— begin —

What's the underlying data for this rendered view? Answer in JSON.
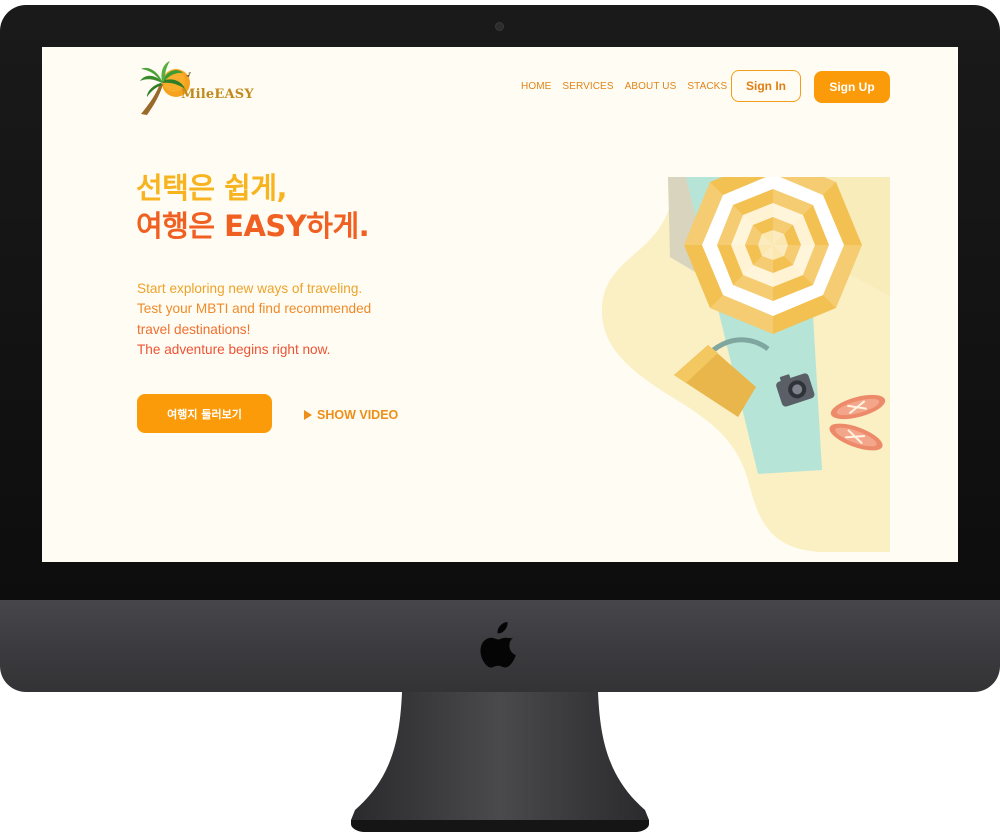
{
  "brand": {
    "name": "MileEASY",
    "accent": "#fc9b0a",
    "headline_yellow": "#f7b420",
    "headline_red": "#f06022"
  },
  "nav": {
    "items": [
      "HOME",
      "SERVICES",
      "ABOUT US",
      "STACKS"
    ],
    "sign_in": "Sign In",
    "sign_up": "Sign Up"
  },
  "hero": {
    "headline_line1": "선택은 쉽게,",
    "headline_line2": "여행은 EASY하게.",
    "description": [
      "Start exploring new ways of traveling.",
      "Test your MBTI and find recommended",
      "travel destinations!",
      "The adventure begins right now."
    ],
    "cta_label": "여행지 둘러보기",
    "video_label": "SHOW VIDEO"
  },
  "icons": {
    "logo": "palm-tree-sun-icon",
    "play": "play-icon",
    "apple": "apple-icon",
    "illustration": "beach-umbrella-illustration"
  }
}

— end —

## Exercise requirements
Print each record exactly as it stands, leaving the images out.

## Solved exercise
What's the underlying data for this rendered view? Answer in JSON.
{
  "brand": {
    "name": "MileEASY",
    "accent": "#fc9b0a",
    "headline_yellow": "#f7b420",
    "headline_red": "#f06022"
  },
  "nav": {
    "items": [
      "HOME",
      "SERVICES",
      "ABOUT US",
      "STACKS"
    ],
    "sign_in": "Sign In",
    "sign_up": "Sign Up"
  },
  "hero": {
    "headline_line1": "선택은 쉽게,",
    "headline_line2": "여행은 EASY하게.",
    "description": [
      "Start exploring new ways of traveling.",
      "Test your MBTI and find recommended",
      "travel destinations!",
      "The adventure begins right now."
    ],
    "cta_label": "여행지 둘러보기",
    "video_label": "SHOW VIDEO"
  },
  "icons": {
    "logo": "palm-tree-sun-icon",
    "play": "play-icon",
    "apple": "apple-icon",
    "illustration": "beach-umbrella-illustration"
  }
}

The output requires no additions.